■ Task objective: In the records that follow, locate every line with "true" and extract it.

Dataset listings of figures
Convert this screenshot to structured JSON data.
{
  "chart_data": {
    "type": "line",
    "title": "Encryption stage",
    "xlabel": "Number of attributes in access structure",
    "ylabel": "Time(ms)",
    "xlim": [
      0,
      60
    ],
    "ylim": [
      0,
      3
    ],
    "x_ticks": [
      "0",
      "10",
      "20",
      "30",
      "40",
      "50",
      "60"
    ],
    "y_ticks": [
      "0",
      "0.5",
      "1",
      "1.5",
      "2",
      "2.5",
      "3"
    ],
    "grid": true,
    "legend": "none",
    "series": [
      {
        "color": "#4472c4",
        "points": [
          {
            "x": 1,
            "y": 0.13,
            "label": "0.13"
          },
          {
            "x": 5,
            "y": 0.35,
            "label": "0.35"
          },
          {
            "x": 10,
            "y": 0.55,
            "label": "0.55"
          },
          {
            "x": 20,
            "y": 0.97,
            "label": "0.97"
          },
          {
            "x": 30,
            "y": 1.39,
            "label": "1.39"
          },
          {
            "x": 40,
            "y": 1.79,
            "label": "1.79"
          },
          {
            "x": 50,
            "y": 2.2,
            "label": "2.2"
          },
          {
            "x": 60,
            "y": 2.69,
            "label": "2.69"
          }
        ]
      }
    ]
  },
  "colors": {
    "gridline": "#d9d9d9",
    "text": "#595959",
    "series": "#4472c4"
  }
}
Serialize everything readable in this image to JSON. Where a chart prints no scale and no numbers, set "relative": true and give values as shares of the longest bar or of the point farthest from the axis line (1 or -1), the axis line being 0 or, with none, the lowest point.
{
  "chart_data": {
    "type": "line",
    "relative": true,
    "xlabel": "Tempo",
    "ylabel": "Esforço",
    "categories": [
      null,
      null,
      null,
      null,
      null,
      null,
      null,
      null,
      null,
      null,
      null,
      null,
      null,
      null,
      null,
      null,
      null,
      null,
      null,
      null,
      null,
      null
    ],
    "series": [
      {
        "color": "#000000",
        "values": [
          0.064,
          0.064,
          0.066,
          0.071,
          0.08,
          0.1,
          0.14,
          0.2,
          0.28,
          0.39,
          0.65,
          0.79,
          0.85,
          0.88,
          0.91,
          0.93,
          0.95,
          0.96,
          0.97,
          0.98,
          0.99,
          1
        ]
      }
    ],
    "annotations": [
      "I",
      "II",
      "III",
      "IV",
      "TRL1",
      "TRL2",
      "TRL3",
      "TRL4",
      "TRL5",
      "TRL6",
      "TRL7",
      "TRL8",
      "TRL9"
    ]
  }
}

■ The output:
    "grid": true,
Serialize everything readable in this image to JSON. Where a chart prints no scale and no numbers, set "relative": true and give values as shares of the longest bar or of the point farthest from the axis line (1 or -1), the axis line being 0 or, with none, the lowest point.
    "relative": true,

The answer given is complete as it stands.